Excerpt from a dataset:

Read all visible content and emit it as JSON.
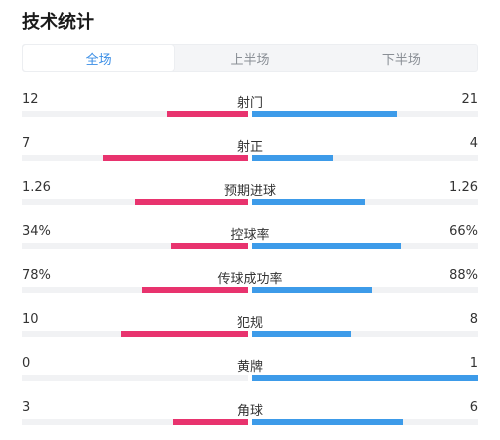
{
  "header": {
    "title": "技术统计"
  },
  "tabs": [
    {
      "label": "全场",
      "active": true
    },
    {
      "label": "上半场",
      "active": false
    },
    {
      "label": "下半场",
      "active": false
    }
  ],
  "colors": {
    "home": "#e8336e",
    "away": "#3d9be9",
    "tab_active": "#3a8ee6"
  },
  "stats": [
    {
      "label": "射门",
      "left": "12",
      "right": "21",
      "left_pct": 0.36,
      "right_pct": 0.64
    },
    {
      "label": "射正",
      "left": "7",
      "right": "4",
      "left_pct": 0.64,
      "right_pct": 0.36
    },
    {
      "label": "预期进球",
      "left": "1.26",
      "right": "1.26",
      "left_pct": 0.5,
      "right_pct": 0.5
    },
    {
      "label": "控球率",
      "left": "34%",
      "right": "66%",
      "left_pct": 0.34,
      "right_pct": 0.66
    },
    {
      "label": "传球成功率",
      "left": "78%",
      "right": "88%",
      "left_pct": 0.47,
      "right_pct": 0.53
    },
    {
      "label": "犯规",
      "left": "10",
      "right": "8",
      "left_pct": 0.56,
      "right_pct": 0.44
    },
    {
      "label": "黄牌",
      "left": "0",
      "right": "1",
      "left_pct": 0.0,
      "right_pct": 1.0
    },
    {
      "label": "角球",
      "left": "3",
      "right": "6",
      "left_pct": 0.33,
      "right_pct": 0.67
    }
  ]
}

[GIVEN REQUEST]
Check each line of the data above for the string "label", then report how many lines have it, with no other words.

[RESULT OF THE EXERCISE]
11